◆ Exercise ◆
Reproduce all records exactly.

◆ Supplied entries ◆
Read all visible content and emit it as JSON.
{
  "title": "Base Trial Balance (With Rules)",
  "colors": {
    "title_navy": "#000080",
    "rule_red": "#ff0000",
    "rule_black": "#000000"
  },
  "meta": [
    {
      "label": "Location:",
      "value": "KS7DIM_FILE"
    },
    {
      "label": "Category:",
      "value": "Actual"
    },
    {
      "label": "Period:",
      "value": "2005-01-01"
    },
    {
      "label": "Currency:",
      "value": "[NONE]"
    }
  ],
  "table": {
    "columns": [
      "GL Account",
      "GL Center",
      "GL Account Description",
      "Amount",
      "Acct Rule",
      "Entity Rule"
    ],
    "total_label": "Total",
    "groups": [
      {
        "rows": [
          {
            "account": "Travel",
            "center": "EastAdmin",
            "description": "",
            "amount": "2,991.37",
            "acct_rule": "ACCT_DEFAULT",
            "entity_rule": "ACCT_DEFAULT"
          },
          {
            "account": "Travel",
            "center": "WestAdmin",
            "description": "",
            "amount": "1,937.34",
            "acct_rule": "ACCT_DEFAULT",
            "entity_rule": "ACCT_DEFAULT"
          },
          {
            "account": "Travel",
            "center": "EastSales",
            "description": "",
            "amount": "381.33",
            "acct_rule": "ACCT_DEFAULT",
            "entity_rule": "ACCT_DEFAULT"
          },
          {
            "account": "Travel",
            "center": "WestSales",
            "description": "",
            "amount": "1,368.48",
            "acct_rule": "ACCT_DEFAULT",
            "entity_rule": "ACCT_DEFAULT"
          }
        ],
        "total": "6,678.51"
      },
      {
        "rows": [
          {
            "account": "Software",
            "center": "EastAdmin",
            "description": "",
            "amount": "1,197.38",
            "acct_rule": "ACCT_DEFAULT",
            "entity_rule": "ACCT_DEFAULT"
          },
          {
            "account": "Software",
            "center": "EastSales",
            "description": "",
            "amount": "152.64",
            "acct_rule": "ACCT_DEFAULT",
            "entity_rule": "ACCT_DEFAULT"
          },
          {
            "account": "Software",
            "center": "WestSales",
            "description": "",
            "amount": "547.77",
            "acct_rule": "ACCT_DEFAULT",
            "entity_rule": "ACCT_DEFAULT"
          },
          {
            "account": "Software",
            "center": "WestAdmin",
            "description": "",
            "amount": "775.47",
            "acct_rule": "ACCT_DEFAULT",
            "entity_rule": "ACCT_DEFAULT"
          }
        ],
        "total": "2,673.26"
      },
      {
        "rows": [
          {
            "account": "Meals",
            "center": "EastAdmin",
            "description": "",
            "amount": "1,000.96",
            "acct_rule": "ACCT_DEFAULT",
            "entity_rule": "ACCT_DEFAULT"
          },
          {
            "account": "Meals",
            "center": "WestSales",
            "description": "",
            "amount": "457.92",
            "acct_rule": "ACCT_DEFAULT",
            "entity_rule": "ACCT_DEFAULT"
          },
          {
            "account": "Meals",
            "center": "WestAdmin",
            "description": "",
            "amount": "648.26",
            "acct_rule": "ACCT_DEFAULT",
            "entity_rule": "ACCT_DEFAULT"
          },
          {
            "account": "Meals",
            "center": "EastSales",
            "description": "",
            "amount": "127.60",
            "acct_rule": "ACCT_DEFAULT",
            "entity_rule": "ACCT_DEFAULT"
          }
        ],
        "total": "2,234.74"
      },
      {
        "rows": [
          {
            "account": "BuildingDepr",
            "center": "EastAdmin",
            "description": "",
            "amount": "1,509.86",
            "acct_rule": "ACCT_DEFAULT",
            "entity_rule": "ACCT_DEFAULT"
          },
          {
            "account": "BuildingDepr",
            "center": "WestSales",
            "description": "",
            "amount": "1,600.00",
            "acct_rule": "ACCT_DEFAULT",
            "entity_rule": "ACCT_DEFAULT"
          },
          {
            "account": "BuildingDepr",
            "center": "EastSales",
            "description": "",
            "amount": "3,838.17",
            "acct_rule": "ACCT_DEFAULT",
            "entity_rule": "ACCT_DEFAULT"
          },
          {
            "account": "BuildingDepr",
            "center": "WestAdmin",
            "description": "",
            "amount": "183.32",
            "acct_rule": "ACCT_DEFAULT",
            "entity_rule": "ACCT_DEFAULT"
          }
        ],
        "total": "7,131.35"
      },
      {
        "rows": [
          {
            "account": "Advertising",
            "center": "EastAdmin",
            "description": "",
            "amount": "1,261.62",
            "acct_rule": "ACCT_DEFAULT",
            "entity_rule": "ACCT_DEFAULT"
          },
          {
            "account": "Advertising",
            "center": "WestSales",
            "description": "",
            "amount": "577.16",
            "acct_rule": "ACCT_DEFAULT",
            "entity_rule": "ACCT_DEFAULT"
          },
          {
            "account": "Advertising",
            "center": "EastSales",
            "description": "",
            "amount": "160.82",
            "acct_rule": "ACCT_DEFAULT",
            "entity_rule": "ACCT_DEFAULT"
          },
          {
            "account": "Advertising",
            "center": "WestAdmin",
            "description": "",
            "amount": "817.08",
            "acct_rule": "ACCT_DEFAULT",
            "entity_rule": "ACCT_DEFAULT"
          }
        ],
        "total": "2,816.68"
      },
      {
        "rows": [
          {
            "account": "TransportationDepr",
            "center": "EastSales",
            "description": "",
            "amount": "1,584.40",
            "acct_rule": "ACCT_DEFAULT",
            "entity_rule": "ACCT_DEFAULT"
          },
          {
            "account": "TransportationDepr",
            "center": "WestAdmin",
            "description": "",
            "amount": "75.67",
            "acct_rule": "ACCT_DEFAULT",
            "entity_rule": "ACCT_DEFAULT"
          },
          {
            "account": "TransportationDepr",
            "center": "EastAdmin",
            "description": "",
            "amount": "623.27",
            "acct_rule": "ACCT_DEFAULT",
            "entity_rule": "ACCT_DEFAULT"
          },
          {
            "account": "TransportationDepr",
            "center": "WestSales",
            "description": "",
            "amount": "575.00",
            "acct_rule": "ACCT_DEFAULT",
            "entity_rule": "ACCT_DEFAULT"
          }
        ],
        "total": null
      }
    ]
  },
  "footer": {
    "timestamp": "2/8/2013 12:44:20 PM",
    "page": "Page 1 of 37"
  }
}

◆ Response to this task ◆
Read all visible content and emit it as JSON.
{
  "title": "Base Trial Balance (With Rules)",
  "colors": {
    "title_navy": "#000080",
    "rule_red": "#ff0000",
    "rule_black": "#000000"
  },
  "meta": [
    {
      "label": "Location:",
      "value": "KS7DIM_FILE"
    },
    {
      "label": "Category:",
      "value": "Actual"
    },
    {
      "label": "Period:",
      "value": "2005-01-01"
    },
    {
      "label": "Currency:",
      "value": "[NONE]"
    }
  ],
  "table": {
    "columns": [
      "GL Account",
      "GL Center",
      "GL Account Description",
      "Amount",
      "Acct Rule",
      "Entity Rule"
    ],
    "total_label": "Total",
    "groups": [
      {
        "rows": [
          {
            "account": "Travel",
            "center": "EastAdmin",
            "description": "",
            "amount": "2,991.37",
            "acct_rule": "ACCT_DEFAULT",
            "entity_rule": "ACCT_DEFAULT"
          },
          {
            "account": "Travel",
            "center": "WestAdmin",
            "description": "",
            "amount": "1,937.34",
            "acct_rule": "ACCT_DEFAULT",
            "entity_rule": "ACCT_DEFAULT"
          },
          {
            "account": "Travel",
            "center": "EastSales",
            "description": "",
            "amount": "381.33",
            "acct_rule": "ACCT_DEFAULT",
            "entity_rule": "ACCT_DEFAULT"
          },
          {
            "account": "Travel",
            "center": "WestSales",
            "description": "",
            "amount": "1,368.48",
            "acct_rule": "ACCT_DEFAULT",
            "entity_rule": "ACCT_DEFAULT"
          }
        ],
        "total": "6,678.51"
      },
      {
        "rows": [
          {
            "account": "Software",
            "center": "EastAdmin",
            "description": "",
            "amount": "1,197.38",
            "acct_rule": "ACCT_DEFAULT",
            "entity_rule": "ACCT_DEFAULT"
          },
          {
            "account": "Software",
            "center": "EastSales",
            "description": "",
            "amount": "152.64",
            "acct_rule": "ACCT_DEFAULT",
            "entity_rule": "ACCT_DEFAULT"
          },
          {
            "account": "Software",
            "center": "WestSales",
            "description": "",
            "amount": "547.77",
            "acct_rule": "ACCT_DEFAULT",
            "entity_rule": "ACCT_DEFAULT"
          },
          {
            "account": "Software",
            "center": "WestAdmin",
            "description": "",
            "amount": "775.47",
            "acct_rule": "ACCT_DEFAULT",
            "entity_rule": "ACCT_DEFAULT"
          }
        ],
        "total": "2,673.26"
      },
      {
        "rows": [
          {
            "account": "Meals",
            "center": "EastAdmin",
            "description": "",
            "amount": "1,000.96",
            "acct_rule": "ACCT_DEFAULT",
            "entity_rule": "ACCT_DEFAULT"
          },
          {
            "account": "Meals",
            "center": "WestSales",
            "description": "",
            "amount": "457.92",
            "acct_rule": "ACCT_DEFAULT",
            "entity_rule": "ACCT_DEFAULT"
          },
          {
            "account": "Meals",
            "center": "WestAdmin",
            "description": "",
            "amount": "648.26",
            "acct_rule": "ACCT_DEFAULT",
            "entity_rule": "ACCT_DEFAULT"
          },
          {
            "account": "Meals",
            "center": "EastSales",
            "description": "",
            "amount": "127.60",
            "acct_rule": "ACCT_DEFAULT",
            "entity_rule": "ACCT_DEFAULT"
          }
        ],
        "total": "2,234.74"
      },
      {
        "rows": [
          {
            "account": "BuildingDepr",
            "center": "EastAdmin",
            "description": "",
            "amount": "1,509.86",
            "acct_rule": "ACCT_DEFAULT",
            "entity_rule": "ACCT_DEFAULT"
          },
          {
            "account": "BuildingDepr",
            "center": "WestSales",
            "description": "",
            "amount": "1,600.00",
            "acct_rule": "ACCT_DEFAULT",
            "entity_rule": "ACCT_DEFAULT"
          },
          {
            "account": "BuildingDepr",
            "center": "EastSales",
            "description": "",
            "amount": "3,838.17",
            "acct_rule": "ACCT_DEFAULT",
            "entity_rule": "ACCT_DEFAULT"
          },
          {
            "account": "BuildingDepr",
            "center": "WestAdmin",
            "description": "",
            "amount": "183.32",
            "acct_rule": "ACCT_DEFAULT",
            "entity_rule": "ACCT_DEFAULT"
          }
        ],
        "total": "7,131.35"
      },
      {
        "rows": [
          {
            "account": "Advertising",
            "center": "EastAdmin",
            "description": "",
            "amount": "1,261.62",
            "acct_rule": "ACCT_DEFAULT",
            "entity_rule": "ACCT_DEFAULT"
          },
          {
            "account": "Advertising",
            "center": "WestSales",
            "description": "",
            "amount": "577.16",
            "acct_rule": "ACCT_DEFAULT",
            "entity_rule": "ACCT_DEFAULT"
          },
          {
            "account": "Advertising",
            "center": "EastSales",
            "description": "",
            "amount": "160.82",
            "acct_rule": "ACCT_DEFAULT",
            "entity_rule": "ACCT_DEFAULT"
          },
          {
            "account": "Advertising",
            "center": "WestAdmin",
            "description": "",
            "amount": "817.08",
            "acct_rule": "ACCT_DEFAULT",
            "entity_rule": "ACCT_DEFAULT"
          }
        ],
        "total": "2,816.68"
      },
      {
        "rows": [
          {
            "account": "TransportationDepr",
            "center": "EastSales",
            "description": "",
            "amount": "1,584.40",
            "acct_rule": "ACCT_DEFAULT",
            "entity_rule": "ACCT_DEFAULT"
          },
          {
            "account": "TransportationDepr",
            "center": "WestAdmin",
            "description": "",
            "amount": "75.67",
            "acct_rule": "ACCT_DEFAULT",
            "entity_rule": "ACCT_DEFAULT"
          },
          {
            "account": "TransportationDepr",
            "center": "EastAdmin",
            "description": "",
            "amount": "623.27",
            "acct_rule": "ACCT_DEFAULT",
            "entity_rule": "ACCT_DEFAULT"
          },
          {
            "account": "TransportationDepr",
            "center": "WestSales",
            "description": "",
            "amount": "575.00",
            "acct_rule": "ACCT_DEFAULT",
            "entity_rule": "ACCT_DEFAULT"
          }
        ],
        "total": null
      }
    ]
  },
  "footer": {
    "timestamp": "2/8/2013 12:44:20 PM",
    "page": "Page 1 of 37"
  }
}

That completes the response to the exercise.